### TASK OBJECTIVE:
Check every line below for the word "settings" and copy the ones that have it.

### PROVIDED RECORDS:
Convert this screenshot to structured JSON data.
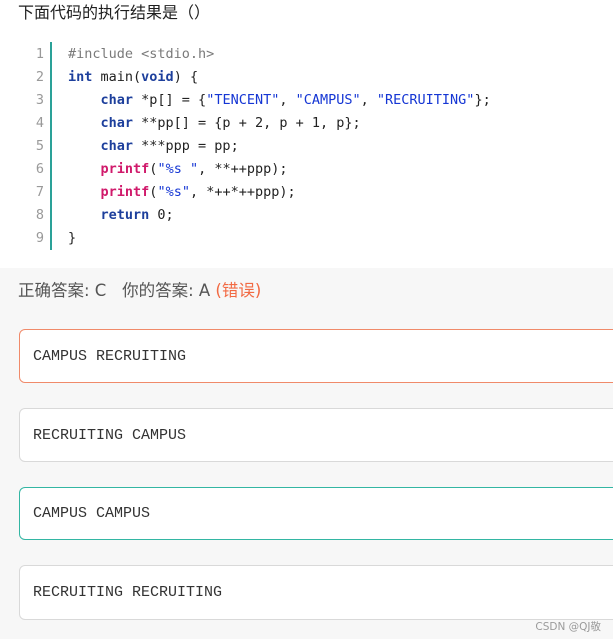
{
  "question": {
    "text": "下面代码的执行结果是（）"
  },
  "code": {
    "line_numbers": [
      "1",
      "2",
      "3",
      "4",
      "5",
      "6",
      "7",
      "8",
      "9"
    ],
    "lines": [
      [
        {
          "t": "pre",
          "v": "#include <stdio.h>"
        }
      ],
      [
        {
          "t": "kw",
          "v": "int"
        },
        {
          "t": "plain",
          "v": " main("
        },
        {
          "t": "kw",
          "v": "void"
        },
        {
          "t": "plain",
          "v": ") {"
        }
      ],
      [
        {
          "t": "plain",
          "v": "    "
        },
        {
          "t": "kw",
          "v": "char"
        },
        {
          "t": "plain",
          "v": " *p[] = {"
        },
        {
          "t": "str",
          "v": "\"TENCENT\""
        },
        {
          "t": "plain",
          "v": ", "
        },
        {
          "t": "str",
          "v": "\"CAMPUS\""
        },
        {
          "t": "plain",
          "v": ", "
        },
        {
          "t": "str",
          "v": "\"RECRUITING\""
        },
        {
          "t": "plain",
          "v": "};"
        }
      ],
      [
        {
          "t": "plain",
          "v": "    "
        },
        {
          "t": "kw",
          "v": "char"
        },
        {
          "t": "plain",
          "v": " **pp[] = {p + 2, p + 1, p};"
        }
      ],
      [
        {
          "t": "plain",
          "v": "    "
        },
        {
          "t": "kw",
          "v": "char"
        },
        {
          "t": "plain",
          "v": " ***ppp = pp;"
        }
      ],
      [
        {
          "t": "plain",
          "v": "    "
        },
        {
          "t": "fn",
          "v": "printf"
        },
        {
          "t": "plain",
          "v": "("
        },
        {
          "t": "str",
          "v": "\"%s \""
        },
        {
          "t": "plain",
          "v": ", **++ppp);"
        }
      ],
      [
        {
          "t": "plain",
          "v": "    "
        },
        {
          "t": "fn",
          "v": "printf"
        },
        {
          "t": "plain",
          "v": "("
        },
        {
          "t": "str",
          "v": "\"%s\""
        },
        {
          "t": "plain",
          "v": ", *++*++ppp);"
        }
      ],
      [
        {
          "t": "plain",
          "v": "    "
        },
        {
          "t": "kw",
          "v": "return"
        },
        {
          "t": "plain",
          "v": " 0;"
        }
      ],
      [
        {
          "t": "plain",
          "v": "}"
        }
      ]
    ]
  },
  "answer": {
    "correct_label": "正确答案: C",
    "yours_label": "你的答案: A",
    "status": "(错误)"
  },
  "options": [
    {
      "text": "CAMPUS RECRUITING",
      "state": "selected-wrong"
    },
    {
      "text": "RECRUITING CAMPUS",
      "state": "normal"
    },
    {
      "text": "CAMPUS CAMPUS",
      "state": "correct"
    },
    {
      "text": "RECRUITING RECRUITING",
      "state": "normal"
    }
  ],
  "watermark": "CSDN @QJ敬",
  "colors": {
    "accent_teal": "#2aa198",
    "wrong_orange": "#f26a43",
    "correct_border": "#33b6a3",
    "wrong_border": "#f08a6a"
  }
}
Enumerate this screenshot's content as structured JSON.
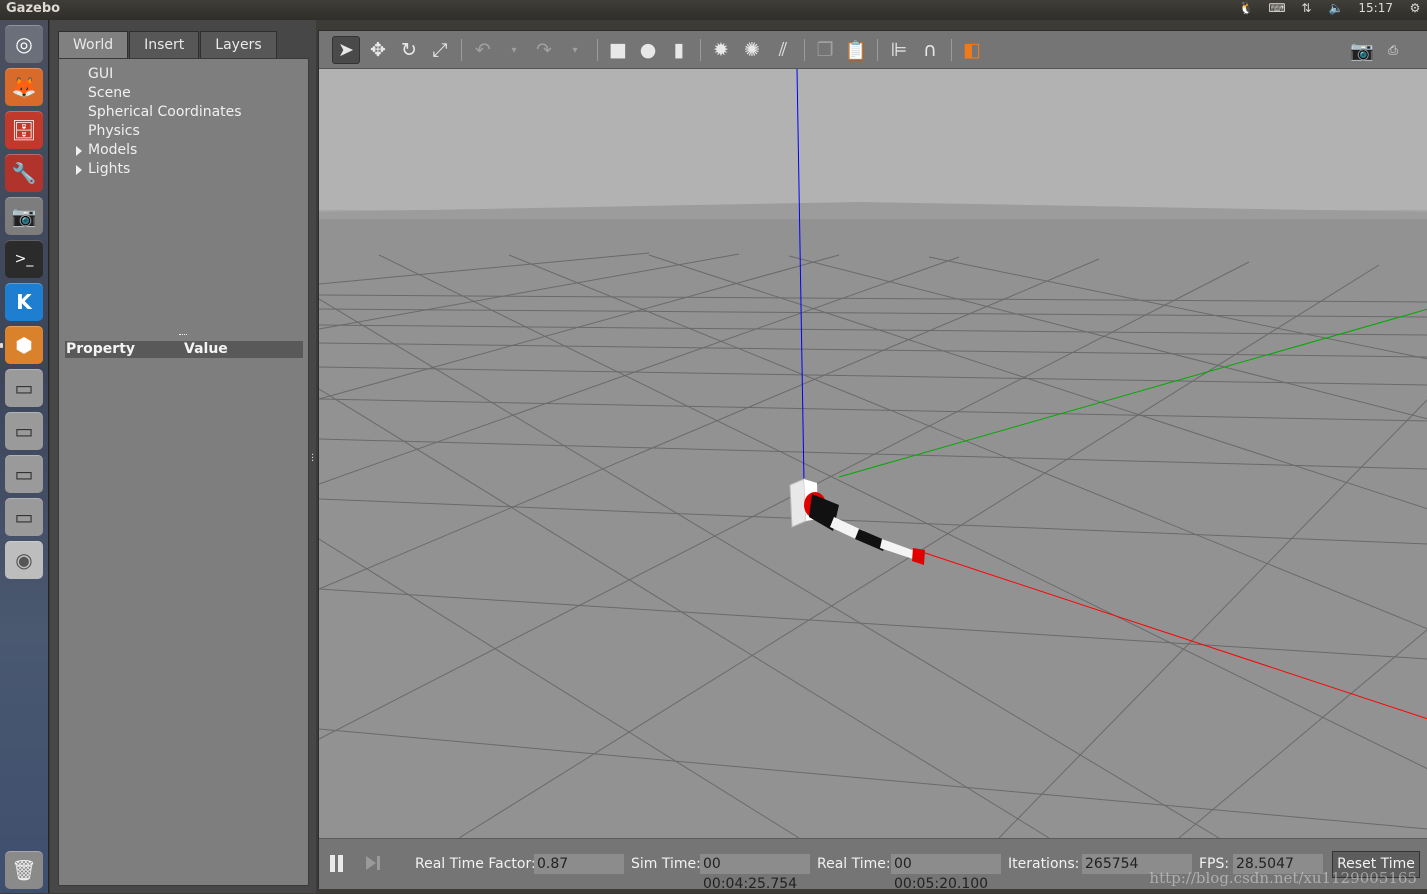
{
  "topbar": {
    "title": "Gazebo",
    "clock": "15:17",
    "indicators": [
      "qq-icon",
      "keyboard-icon",
      "network-icon",
      "volume-icon",
      "settings-gear-icon"
    ]
  },
  "launcher": {
    "items": [
      "dash-home-icon",
      "firefox-icon",
      "files-icon",
      "system-settings-icon",
      "screenshot-icon",
      "terminal-icon",
      "kylin-icon",
      "gazebo-icon",
      "drive-1-icon",
      "drive-2-icon",
      "drive-3-icon",
      "drive-4-icon",
      "dvd-icon",
      "trash-icon"
    ]
  },
  "left_panel": {
    "tabs": [
      "World",
      "Insert",
      "Layers"
    ],
    "active_tab": "World",
    "tree": [
      {
        "label": "GUI",
        "expandable": false
      },
      {
        "label": "Scene",
        "expandable": false
      },
      {
        "label": "Spherical Coordinates",
        "expandable": false
      },
      {
        "label": "Physics",
        "expandable": false
      },
      {
        "label": "Models",
        "expandable": true
      },
      {
        "label": "Lights",
        "expandable": true
      }
    ],
    "property_header": {
      "property": "Property",
      "value": "Value"
    }
  },
  "toolbar": {
    "tools": [
      "select-arrow-icon",
      "translate-icon",
      "rotate-icon",
      "scale-icon",
      "undo-icon",
      "undo-history-icon",
      "redo-icon",
      "redo-history-icon",
      "box-shape-icon",
      "sphere-shape-icon",
      "cylinder-shape-icon",
      "point-light-icon",
      "spot-light-icon",
      "directional-light-icon",
      "copy-icon",
      "paste-icon",
      "align-icon",
      "snap-icon",
      "view-angle-icon",
      "screenshot-icon",
      "log-icon"
    ]
  },
  "statusbar": {
    "real_time_factor_label": "Real Time Factor:",
    "real_time_factor": "0.87",
    "sim_time_label": "Sim Time:",
    "sim_time": "00 00:04:25.754",
    "real_time_label": "Real Time:",
    "real_time": "00 00:05:20.100",
    "iterations_label": "Iterations:",
    "iterations": "265754",
    "fps_label": "FPS:",
    "fps": "28.5047",
    "reset_time_label": "Reset Time"
  },
  "watermark": "http://blog.csdn.net/xu1129005165",
  "colors": {
    "sky": "#b2b2b2",
    "ground": "#929292",
    "z_axis": "#0000ff",
    "y_axis": "#00aa00",
    "x_axis": "#ff0000",
    "robot_red": "#e00000"
  }
}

### THE REPLY:
      "settings-gear-icon"
      "system-settings-icon",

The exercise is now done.